### WHAT TO WORK ON:
Render the lines in the records from the one containing "chart-title-line1: Biden Leads" through the one containing "value-label-june-0: 68%: [250, 256, 301, 284]" as a numbered list, leaving out any blank lines.
--- --- ---
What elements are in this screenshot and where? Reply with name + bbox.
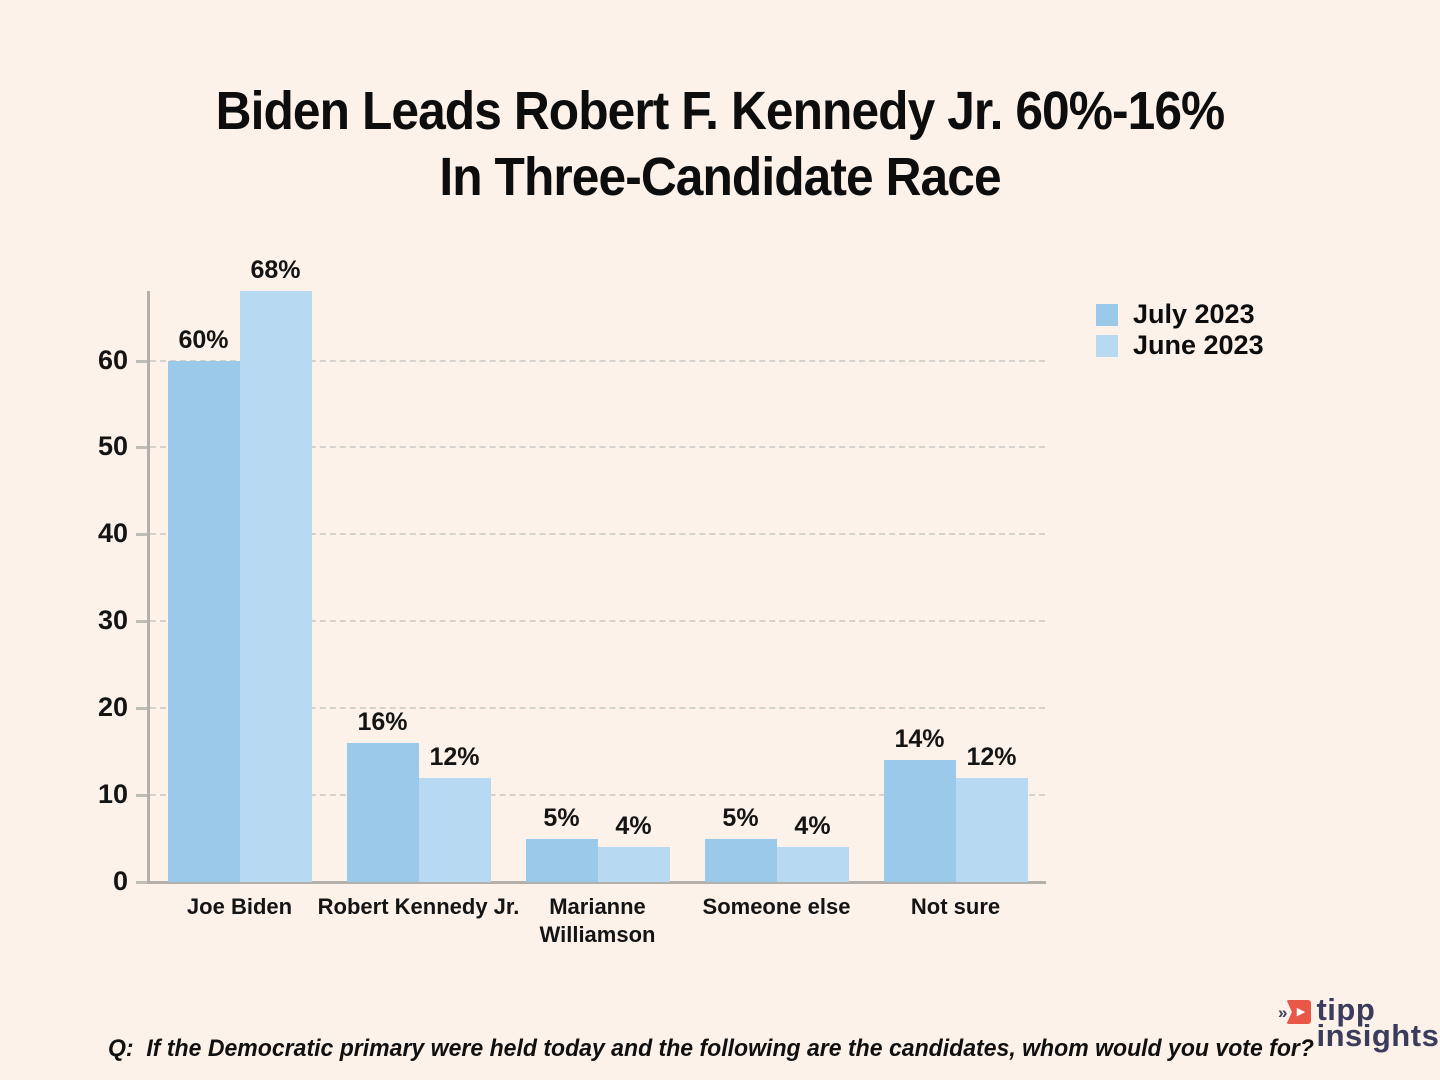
chart-title-line1: Biden Leads Robert F. Kennedy Jr. 60%-16…: [215, 81, 1226, 141]
logo-wordmark: tipp insights: [1316, 992, 1440, 1053]
gridline-30: [150, 620, 1045, 623]
x-category-label-2: Marianne Williamson: [539, 894, 656, 947]
logo-speed-lines-icon: »: [1278, 1003, 1288, 1022]
chart-title-line2: In Three-Candidate Race: [439, 147, 1001, 207]
y-tick-label-20: 20: [97, 692, 128, 723]
value-label-june-3: 4%: [794, 812, 831, 841]
legend-swatch-0: [1096, 303, 1118, 326]
value-label-july-4: 14%: [894, 725, 945, 754]
y-tickmark-30: [136, 620, 150, 624]
y-tickmark-50: [136, 446, 150, 450]
logo-arrow-icon: ▶: [1296, 1005, 1306, 1018]
y-tick-label-40: 40: [97, 518, 128, 549]
legend-label-0: July 2023: [1133, 299, 1255, 329]
chart-footnote: Q: If the Democratic primary were held t…: [108, 956, 1318, 1080]
y-tick-label-0: 0: [112, 866, 128, 896]
chart-legend: July 2023 June 2023: [1096, 299, 1264, 361]
bar-june-2: [597, 847, 670, 882]
bar-july-0: [167, 360, 240, 882]
bar-june-1: [418, 777, 491, 882]
bar-july-1: [346, 742, 419, 882]
x-axis-line: [147, 881, 1046, 884]
logo-word-tipp: tipp: [1316, 992, 1376, 1027]
value-label-june-0: 68%: [250, 256, 301, 284]
legend-label-1: June 2023: [1133, 330, 1264, 360]
y-tick-label-50: 50: [97, 431, 128, 462]
bar-june-4: [955, 777, 1028, 882]
bar-june-3: [776, 847, 849, 882]
y-tickmark-10: [136, 794, 150, 798]
bar-july-3: [704, 838, 777, 882]
y-tick-label-30: 30: [97, 605, 128, 636]
gridline-60: [150, 359, 1045, 362]
x-category-label-1: Robert Kennedy Jr.: [317, 894, 520, 919]
y-axis-line: [147, 291, 150, 884]
y-tickmark-0: [136, 881, 150, 884]
x-category-label-0: Joe Biden: [186, 894, 293, 919]
legend-item-0: July 2023: [1096, 299, 1264, 330]
value-label-july-1: 16%: [357, 707, 408, 736]
gridline-20: [150, 707, 1045, 710]
gridline-10: [150, 794, 1045, 797]
bar-july-2: [525, 838, 598, 882]
value-label-june-4: 12%: [966, 742, 1017, 771]
bar-july-4: [883, 760, 956, 882]
gridline-40: [150, 533, 1045, 536]
logo-word-insights: insights: [1316, 1018, 1440, 1053]
value-label-july-3: 5%: [722, 803, 759, 832]
x-category-label-4: Not sure: [910, 894, 1001, 919]
y-tick-label-10: 10: [97, 779, 128, 810]
logo-flag-icon: ▶: [1286, 1000, 1312, 1024]
tipp-insights-logo: » ▶ tipp insights: [1278, 992, 1440, 1053]
y-tickmark-60: [136, 359, 150, 363]
y-tick-label-60: 60: [97, 344, 128, 375]
bar-june-0: [239, 291, 312, 882]
legend-swatch-1: [1096, 334, 1118, 357]
gridline-50: [150, 446, 1045, 449]
y-tickmark-40: [136, 533, 150, 537]
x-category-label-3: Someone else: [702, 894, 851, 919]
legend-item-1: June 2023: [1096, 330, 1264, 361]
y-tickmark-20: [136, 707, 150, 711]
value-label-june-1: 12%: [429, 742, 480, 771]
value-label-june-2: 4%: [615, 812, 652, 841]
survey-question: Q: If the Democratic primary were held t…: [108, 1035, 1314, 1062]
value-label-july-2: 5%: [543, 803, 580, 832]
value-label-july-0: 60%: [178, 325, 229, 354]
chart-title: Biden Leads Robert F. Kennedy Jr. 60%-16…: [58, 78, 1383, 210]
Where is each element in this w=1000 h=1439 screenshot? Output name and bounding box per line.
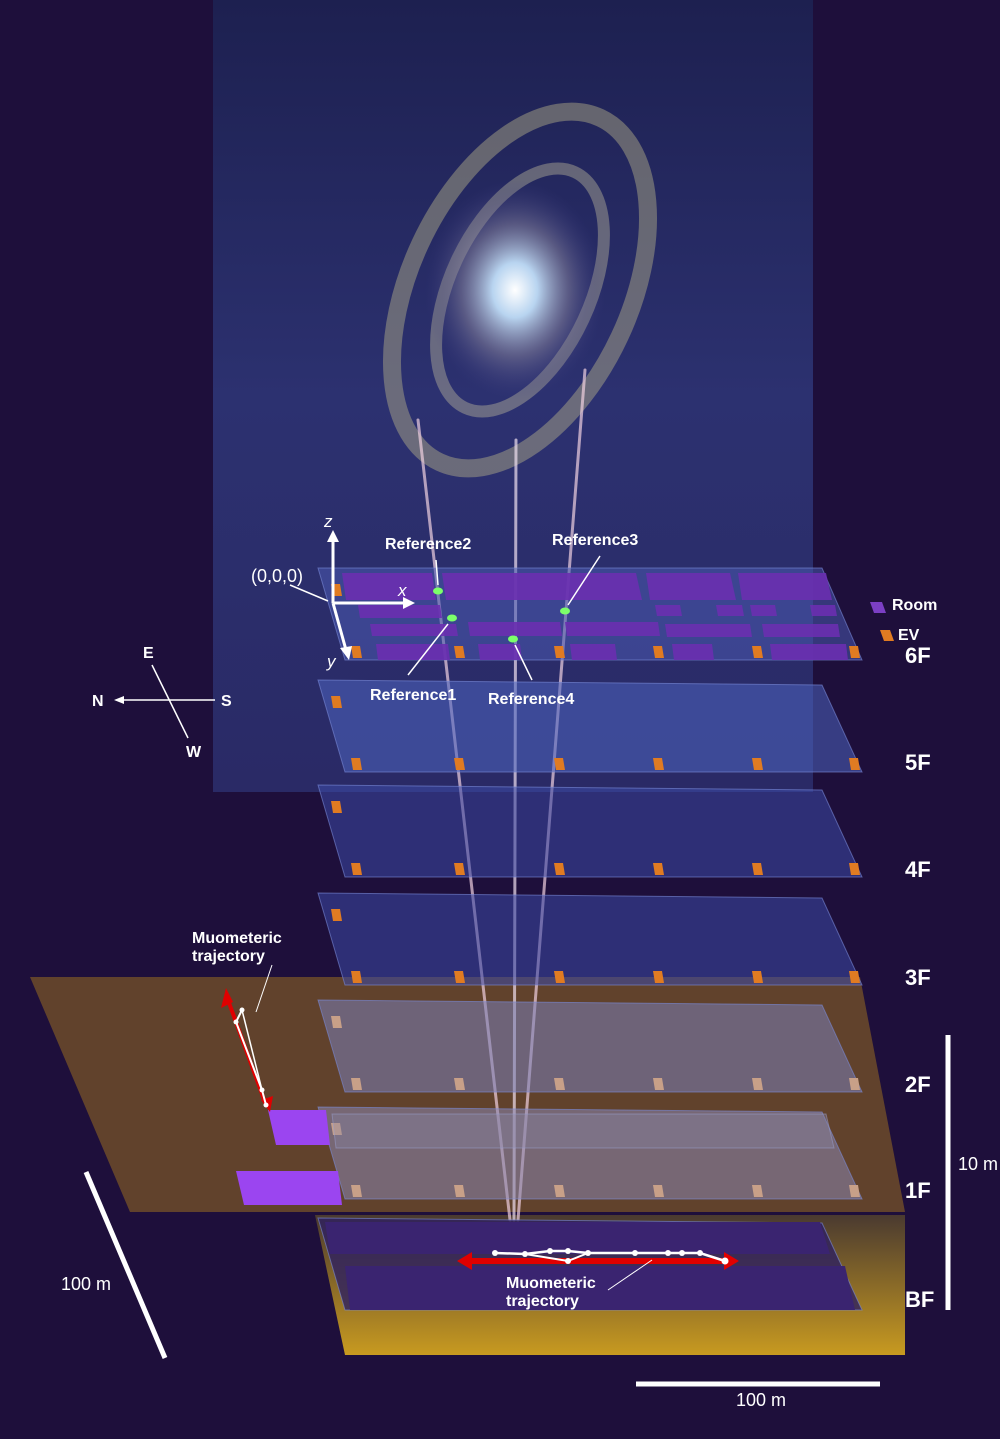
- ev-marker: [331, 909, 342, 921]
- reference2-label: Reference2: [385, 536, 471, 553]
- ev-marker: [554, 758, 565, 770]
- ev-marker: [752, 1185, 763, 1197]
- ev-marker: [454, 758, 465, 770]
- origin-label: (0,0,0): [251, 566, 303, 586]
- z-axis-label: z: [323, 512, 333, 531]
- ev-marker: [653, 1078, 664, 1090]
- ev-marker: [653, 646, 664, 658]
- compass-icon: [114, 664, 215, 739]
- bf-room-north: [325, 1222, 830, 1254]
- lower-trajectory-label-line1: Muometeric: [506, 1275, 596, 1292]
- ev-marker: [653, 971, 664, 983]
- ev-marker: [849, 758, 860, 770]
- vertical-scale-label: 10 m: [958, 1154, 998, 1174]
- legend-ev-swatch: [880, 630, 894, 641]
- coordinate-axes: [289, 530, 415, 660]
- lower-trajectory-label-line2: trajectory: [506, 1293, 579, 1310]
- legend-room-label: Room: [892, 597, 937, 614]
- lower-muometric-trajectory: [457, 1248, 739, 1291]
- outdoor-room-2: [236, 1171, 342, 1205]
- floor-label-4f: 4F: [905, 857, 931, 882]
- ev-marker: [849, 971, 860, 983]
- ev-marker: [554, 1185, 565, 1197]
- ev-marker: [752, 758, 763, 770]
- ev-marker: [351, 863, 362, 875]
- ev-marker: [351, 1185, 362, 1197]
- ev-marker: [351, 646, 362, 658]
- 1f-room-north: [331, 1113, 835, 1149]
- ev-marker: [752, 1078, 763, 1090]
- reference3-point: [560, 607, 570, 615]
- ev-marker: [351, 758, 362, 770]
- floor-plane-1f: [317, 1106, 863, 1200]
- legend-room-swatch: [870, 602, 886, 613]
- reference1-label: Reference1: [370, 687, 456, 704]
- ev-marker: [351, 1078, 362, 1090]
- rooms-6f: [342, 573, 848, 660]
- reference-arrows: [407, 555, 601, 681]
- horizontal-scale-label: 100 m: [736, 1390, 786, 1410]
- ev-marker: [849, 646, 860, 658]
- floor-label-5f: 5F: [905, 750, 931, 775]
- y-axis-label: y: [326, 652, 337, 671]
- bf-room-south: [345, 1266, 855, 1310]
- ev-marker: [849, 1078, 860, 1090]
- ev-marker: [849, 863, 860, 875]
- ev-marker: [849, 1185, 860, 1197]
- ev-marker: [653, 758, 664, 770]
- ev-marker: [752, 971, 763, 983]
- floor-label-1f: 1F: [905, 1178, 931, 1203]
- ev-marker: [454, 1185, 465, 1197]
- floor-label-2f: 2F: [905, 1072, 931, 1097]
- ev-marker: [351, 971, 362, 983]
- legend-ev-label: EV: [898, 627, 920, 644]
- compass-south: S: [221, 693, 232, 710]
- upper-muometric-trajectory: [221, 964, 273, 1112]
- floor-plane-2f: [317, 999, 863, 1093]
- reference4-label: Reference4: [488, 691, 574, 708]
- ev-marker: [752, 646, 763, 658]
- compass-west: W: [186, 744, 202, 761]
- floor-label-3f: 3F: [905, 965, 931, 990]
- floor-plane-3f: [317, 892, 863, 986]
- ev-marker: [554, 646, 565, 658]
- ev-marker: [554, 971, 565, 983]
- ev-marker: [454, 863, 465, 875]
- ev-marker: [752, 863, 763, 875]
- reference2-point: [433, 587, 443, 595]
- ev-marker: [454, 971, 465, 983]
- diagonal-scale-label: 100 m: [61, 1274, 111, 1294]
- ev-marker: [331, 1016, 342, 1028]
- upper-trajectory-label-line1: Muometeric: [192, 930, 282, 947]
- floor-plane-5f: [317, 679, 863, 773]
- compass-north: N: [92, 693, 104, 710]
- diagonal-scale-bar: [83, 1171, 168, 1359]
- reference-points: [433, 587, 570, 643]
- ev-marker: [653, 863, 664, 875]
- floor-label-6f: 6F: [905, 643, 931, 668]
- outdoor-room-1: [268, 1110, 330, 1145]
- galaxy-spiral: [382, 102, 658, 478]
- reference4-point: [508, 635, 518, 643]
- floor-plane-4f: [317, 784, 863, 878]
- ev-marker: [331, 801, 342, 813]
- ev-marker: [554, 1078, 565, 1090]
- ev-marker: [454, 1078, 465, 1090]
- x-axis-label: x: [397, 581, 407, 600]
- ev-marker: [331, 696, 342, 708]
- ev-marker: [653, 1185, 664, 1197]
- upper-trajectory-label-line2: trajectory: [192, 948, 265, 965]
- ev-marker: [454, 646, 465, 658]
- floor-label-bf: BF: [905, 1287, 934, 1312]
- compass-east: E: [143, 645, 154, 662]
- ev-marker: [554, 863, 565, 875]
- reference3-label: Reference3: [552, 532, 638, 549]
- reference1-point: [447, 614, 457, 622]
--- --- ---
### SOLUTION:
1. chart-title-line1: Biden Leads Robert F. Kennedy Jr. 60%-16…: [215, 81, 1226, 141]
2. logo-wordmark: tipp insights: [1316, 992, 1440, 1053]
3. gridline-30: [150, 620, 1045, 623]
4. x-category-label-2: Marianne Williamson: [539, 894, 656, 947]
5. logo-speed-lines-icon: »: [1278, 1003, 1288, 1022]
6. chart-title-line2: In Three-Candidate Race: [439, 147, 1001, 207]
7. y-tick-label-20: 20: [97, 692, 128, 723]
8. value-label-june-3: 4%: [794, 812, 831, 841]
9. legend-swatch-0: [1096, 303, 1118, 326]
10. value-label-july-4: 14%: [894, 725, 945, 754]
11. y-tickmark-30: [136, 620, 150, 624]
12. y-tickmark-50: [136, 446, 150, 450]
13. logo-arrow-icon: ▶: [1296, 1005, 1306, 1018]
14. y-tick-label-40: 40: [97, 518, 128, 549]
15. legend-label-0: July 2023: [1133, 299, 1255, 329]
16. chart-footnote: Q: If the Democratic primary were held t…: [108, 956, 1318, 1080]
17. y-tick-label-0: 0: [112, 866, 128, 896]
18. chart-legend: July 2023 June 2023: [1096, 299, 1264, 361]
19. bar-june-2: [597, 847, 670, 882]
20. bar-july-0: [167, 360, 240, 882]
21. bar-june-1: [418, 777, 491, 882]
22. bar-july-1: [346, 742, 419, 882]
23. x-axis-line: [147, 881, 1046, 884]
24. logo-word-tipp: tipp: [1316, 992, 1376, 1027]
25. value-label-june-0: 68%: [250, 256, 301, 284]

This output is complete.